Records for the exercise:
## begin
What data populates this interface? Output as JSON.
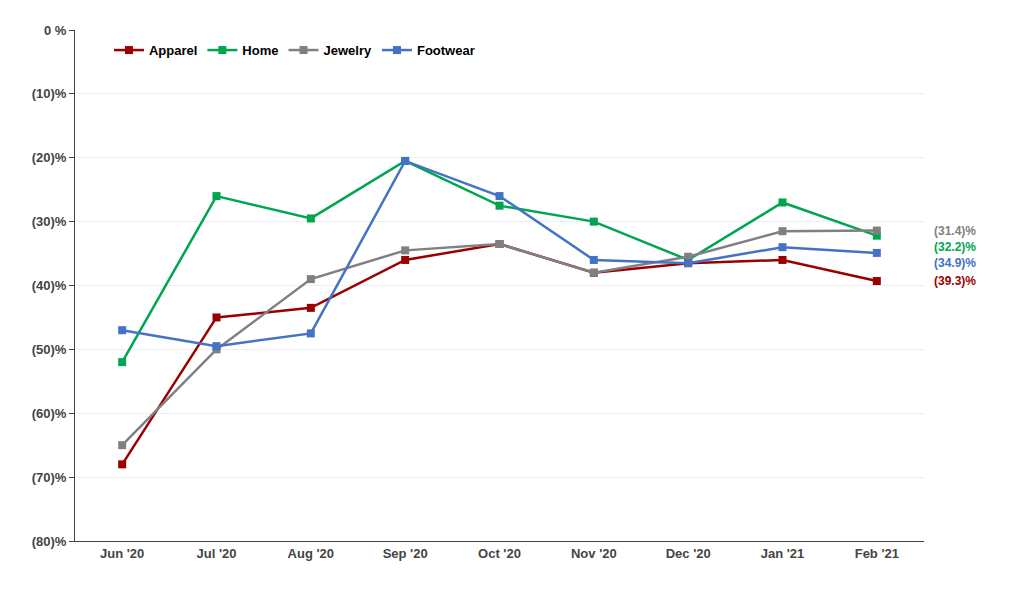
{
  "chart_data": {
    "type": "line",
    "categories": [
      "Jun '20",
      "Jul '20",
      "Aug '20",
      "Sep '20",
      "Oct '20",
      "Nov '20",
      "Dec '20",
      "Jan '21",
      "Feb '21"
    ],
    "series": [
      {
        "name": "Apparel",
        "color": "#9B0000",
        "marker": "square",
        "values": [
          -68.0,
          -45.0,
          -43.5,
          -36.0,
          -33.5,
          -38.0,
          -36.5,
          -36.0,
          -39.3
        ]
      },
      {
        "name": "Home",
        "color": "#00A550",
        "marker": "square",
        "values": [
          -52.0,
          -26.0,
          -29.5,
          -20.5,
          -27.5,
          -30.0,
          -36.0,
          -27.0,
          -32.2
        ]
      },
      {
        "name": "Jewelry",
        "color": "#808080",
        "marker": "square",
        "values": [
          -65.0,
          -50.0,
          -39.0,
          -34.5,
          -33.5,
          -38.0,
          -35.5,
          -31.5,
          -31.4
        ]
      },
      {
        "name": "Footwear",
        "color": "#4472C4",
        "marker": "square",
        "values": [
          -47.0,
          -49.5,
          -47.5,
          -20.5,
          -26.0,
          -36.0,
          -36.5,
          -34.0,
          -34.9
        ]
      }
    ],
    "ylim": [
      -80,
      0
    ],
    "yticks": [
      {
        "value": 0,
        "label": "0 %"
      },
      {
        "value": -10,
        "label": "(10)%"
      },
      {
        "value": -20,
        "label": "(20)%"
      },
      {
        "value": -30,
        "label": "(30)%"
      },
      {
        "value": -40,
        "label": "(40)%"
      },
      {
        "value": -50,
        "label": "(50)%"
      },
      {
        "value": -60,
        "label": "(60)%"
      },
      {
        "value": -70,
        "label": "(70)%"
      },
      {
        "value": -80,
        "label": "(80)%"
      }
    ],
    "grid": true,
    "legend": "upper left",
    "annotations": [
      {
        "text": "(31.4)%",
        "color": "#808080",
        "y": -31.4
      },
      {
        "text": "(32.2)%",
        "color": "#00A550",
        "y": -32.2
      },
      {
        "text": "(34.9)%",
        "color": "#4472C4",
        "y": -34.9
      },
      {
        "text": "(39.3)%",
        "color": "#9B0000",
        "y": -39.3
      }
    ]
  }
}
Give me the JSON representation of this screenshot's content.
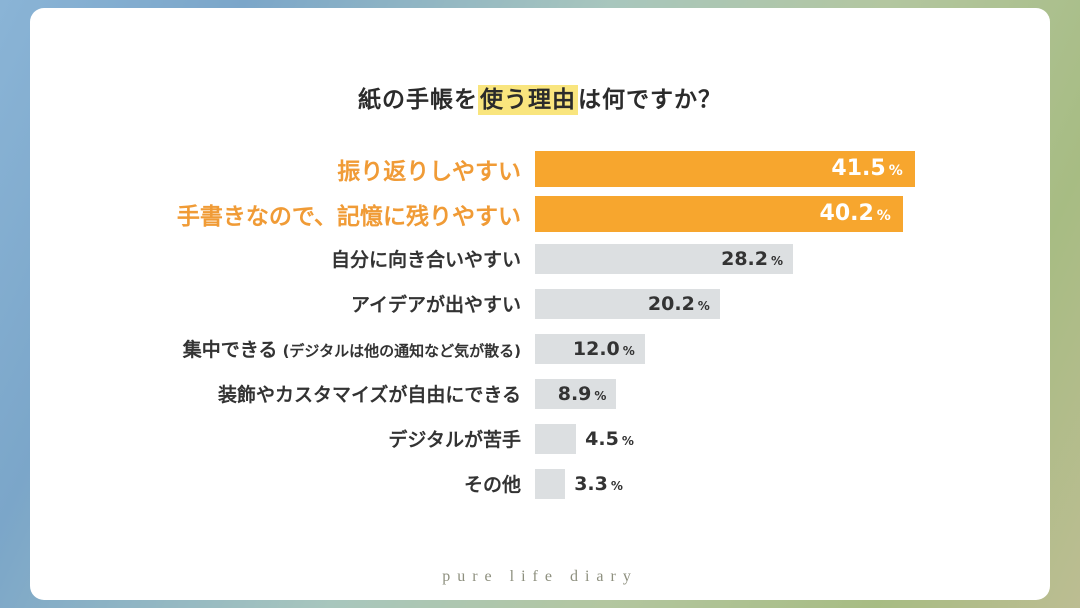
{
  "title": {
    "pre": "紙の手帳を",
    "highlight": "使う理由",
    "post": "は何ですか？"
  },
  "chart_data": {
    "type": "bar",
    "orientation": "horizontal",
    "title": "紙の手帳を使う理由は何ですか？",
    "unit": "%",
    "xlim": [
      0,
      45
    ],
    "categories": [
      "振り返りしやすい",
      "手書きなので、記憶に残りやすい",
      "自分に向き合いやすい",
      "アイデアが出やすい",
      "集中できる (デジタルは他の通知など気が散る)",
      "装飾やカスタマイズが自由にできる",
      "デジタルが苦手",
      "その他"
    ],
    "values": [
      41.5,
      40.2,
      28.2,
      20.2,
      12.0,
      8.9,
      4.5,
      3.3
    ],
    "bars": [
      {
        "label": "振り返りしやすい",
        "value": 41.5,
        "value_label": "41.5",
        "emphasis": true,
        "value_inside": true
      },
      {
        "label": "手書きなので、記憶に残りやすい",
        "value": 40.2,
        "value_label": "40.2",
        "emphasis": true,
        "value_inside": true
      },
      {
        "label": "自分に向き合いやすい",
        "value": 28.2,
        "value_label": "28.2",
        "emphasis": false,
        "value_inside": true
      },
      {
        "label": "アイデアが出やすい",
        "value": 20.2,
        "value_label": "20.2",
        "emphasis": false,
        "value_inside": true
      },
      {
        "label": "集中できる",
        "label_sub": "(デジタルは他の通知など気が散る)",
        "value": 12.0,
        "value_label": "12.0",
        "emphasis": false,
        "value_inside": true
      },
      {
        "label": "装飾やカスタマイズが自由にできる",
        "value": 8.9,
        "value_label": "8.9",
        "emphasis": false,
        "value_inside": true
      },
      {
        "label": "デジタルが苦手",
        "value": 4.5,
        "value_label": "4.5",
        "emphasis": false,
        "value_inside": false
      },
      {
        "label": "その他",
        "value": 3.3,
        "value_label": "3.3",
        "emphasis": false,
        "value_inside": false
      }
    ],
    "colors": {
      "bar_emphasis": "#F7A62E",
      "bar_default": "#DCDFE1",
      "label_emphasis": "#F09B36",
      "label_default": "#333333",
      "value_on_emphasis": "#FFFFFF",
      "value_default": "#333333",
      "title_highlight": "#F9E57E",
      "card_background": "#FFFFFF",
      "footer_text": "#8E907F"
    },
    "legend": "none",
    "grid": false
  },
  "footer": {
    "brand": "pure life diary"
  }
}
## end
Problem: Transcribe every record above exactly as written, leaving out any pictures.

Result of the task:
What data populates this interface? Output as JSON.
{
  "chart_data": {
    "type": "line",
    "categories": [
      "Jun '20",
      "Jul '20",
      "Aug '20",
      "Sep '20",
      "Oct '20",
      "Nov '20",
      "Dec '20",
      "Jan '21",
      "Feb '21"
    ],
    "series": [
      {
        "name": "Apparel",
        "color": "#9B0000",
        "marker": "square",
        "values": [
          -68.0,
          -45.0,
          -43.5,
          -36.0,
          -33.5,
          -38.0,
          -36.5,
          -36.0,
          -39.3
        ]
      },
      {
        "name": "Home",
        "color": "#00A550",
        "marker": "square",
        "values": [
          -52.0,
          -26.0,
          -29.5,
          -20.5,
          -27.5,
          -30.0,
          -36.0,
          -27.0,
          -32.2
        ]
      },
      {
        "name": "Jewelry",
        "color": "#808080",
        "marker": "square",
        "values": [
          -65.0,
          -50.0,
          -39.0,
          -34.5,
          -33.5,
          -38.0,
          -35.5,
          -31.5,
          -31.4
        ]
      },
      {
        "name": "Footwear",
        "color": "#4472C4",
        "marker": "square",
        "values": [
          -47.0,
          -49.5,
          -47.5,
          -20.5,
          -26.0,
          -36.0,
          -36.5,
          -34.0,
          -34.9
        ]
      }
    ],
    "ylim": [
      -80,
      0
    ],
    "yticks": [
      {
        "value": 0,
        "label": "0 %"
      },
      {
        "value": -10,
        "label": "(10)%"
      },
      {
        "value": -20,
        "label": "(20)%"
      },
      {
        "value": -30,
        "label": "(30)%"
      },
      {
        "value": -40,
        "label": "(40)%"
      },
      {
        "value": -50,
        "label": "(50)%"
      },
      {
        "value": -60,
        "label": "(60)%"
      },
      {
        "value": -70,
        "label": "(70)%"
      },
      {
        "value": -80,
        "label": "(80)%"
      }
    ],
    "grid": true,
    "legend": "upper left",
    "annotations": [
      {
        "text": "(31.4)%",
        "color": "#808080",
        "y": -31.4
      },
      {
        "text": "(32.2)%",
        "color": "#00A550",
        "y": -32.2
      },
      {
        "text": "(34.9)%",
        "color": "#4472C4",
        "y": -34.9
      },
      {
        "text": "(39.3)%",
        "color": "#9B0000",
        "y": -39.3
      }
    ]
  }
}
Give me the JSON representation of this screenshot's content.
{
  "title": {
    "pre": "紙の手帳を",
    "highlight": "使う理由",
    "post": "は何ですか？"
  },
  "chart_data": {
    "type": "bar",
    "orientation": "horizontal",
    "title": "紙の手帳を使う理由は何ですか？",
    "unit": "%",
    "xlim": [
      0,
      45
    ],
    "categories": [
      "振り返りしやすい",
      "手書きなので、記憶に残りやすい",
      "自分に向き合いやすい",
      "アイデアが出やすい",
      "集中できる (デジタルは他の通知など気が散る)",
      "装飾やカスタマイズが自由にできる",
      "デジタルが苦手",
      "その他"
    ],
    "values": [
      41.5,
      40.2,
      28.2,
      20.2,
      12.0,
      8.9,
      4.5,
      3.3
    ],
    "bars": [
      {
        "label": "振り返りしやすい",
        "value": 41.5,
        "value_label": "41.5",
        "emphasis": true,
        "value_inside": true
      },
      {
        "label": "手書きなので、記憶に残りやすい",
        "value": 40.2,
        "value_label": "40.2",
        "emphasis": true,
        "value_inside": true
      },
      {
        "label": "自分に向き合いやすい",
        "value": 28.2,
        "value_label": "28.2",
        "emphasis": false,
        "value_inside": true
      },
      {
        "label": "アイデアが出やすい",
        "value": 20.2,
        "value_label": "20.2",
        "emphasis": false,
        "value_inside": true
      },
      {
        "label": "集中できる",
        "label_sub": "(デジタルは他の通知など気が散る)",
        "value": 12.0,
        "value_label": "12.0",
        "emphasis": false,
        "value_inside": true
      },
      {
        "label": "装飾やカスタマイズが自由にできる",
        "value": 8.9,
        "value_label": "8.9",
        "emphasis": false,
        "value_inside": true
      },
      {
        "label": "デジタルが苦手",
        "value": 4.5,
        "value_label": "4.5",
        "emphasis": false,
        "value_inside": false
      },
      {
        "label": "その他",
        "value": 3.3,
        "value_label": "3.3",
        "emphasis": false,
        "value_inside": false
      }
    ],
    "colors": {
      "bar_emphasis": "#F7A62E",
      "bar_default": "#DCDFE1",
      "label_emphasis": "#F09B36",
      "label_default": "#333333",
      "value_on_emphasis": "#FFFFFF",
      "value_default": "#333333",
      "title_highlight": "#F9E57E",
      "card_background": "#FFFFFF",
      "footer_text": "#8E907F"
    },
    "legend": "none",
    "grid": false
  },
  "footer": {
    "brand": "pure life diary"
  }
}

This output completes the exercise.